Exercise goal: Go through the entries below and copy each line that holds the word "birds".

[Data records]

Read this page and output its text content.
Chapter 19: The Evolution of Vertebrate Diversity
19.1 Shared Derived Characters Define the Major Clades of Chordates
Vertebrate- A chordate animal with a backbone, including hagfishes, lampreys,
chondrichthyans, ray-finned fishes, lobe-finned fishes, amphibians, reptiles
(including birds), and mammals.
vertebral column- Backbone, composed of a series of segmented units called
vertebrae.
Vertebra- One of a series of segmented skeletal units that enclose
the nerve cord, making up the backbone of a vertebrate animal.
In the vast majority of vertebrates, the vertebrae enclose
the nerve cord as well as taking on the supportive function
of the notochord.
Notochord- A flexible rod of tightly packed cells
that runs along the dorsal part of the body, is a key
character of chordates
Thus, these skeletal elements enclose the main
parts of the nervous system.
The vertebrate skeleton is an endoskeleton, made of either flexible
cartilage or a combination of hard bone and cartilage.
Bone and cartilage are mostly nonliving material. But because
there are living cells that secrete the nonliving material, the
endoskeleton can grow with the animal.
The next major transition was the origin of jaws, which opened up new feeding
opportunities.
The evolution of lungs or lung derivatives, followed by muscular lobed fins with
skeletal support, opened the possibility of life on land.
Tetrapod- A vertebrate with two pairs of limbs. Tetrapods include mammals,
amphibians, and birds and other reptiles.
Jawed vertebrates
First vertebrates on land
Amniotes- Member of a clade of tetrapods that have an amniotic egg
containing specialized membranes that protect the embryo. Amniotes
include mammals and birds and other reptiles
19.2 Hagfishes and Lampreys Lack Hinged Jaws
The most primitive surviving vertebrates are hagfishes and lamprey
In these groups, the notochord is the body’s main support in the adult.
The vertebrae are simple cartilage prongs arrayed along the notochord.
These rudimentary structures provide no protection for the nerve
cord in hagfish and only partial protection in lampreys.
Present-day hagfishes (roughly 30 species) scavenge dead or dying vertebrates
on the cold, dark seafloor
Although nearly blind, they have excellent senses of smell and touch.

[/Data records]

Your solution:
(including birds), and mammals.
amphibians, and birds and other reptiles.
include mammals and birds and other reptiles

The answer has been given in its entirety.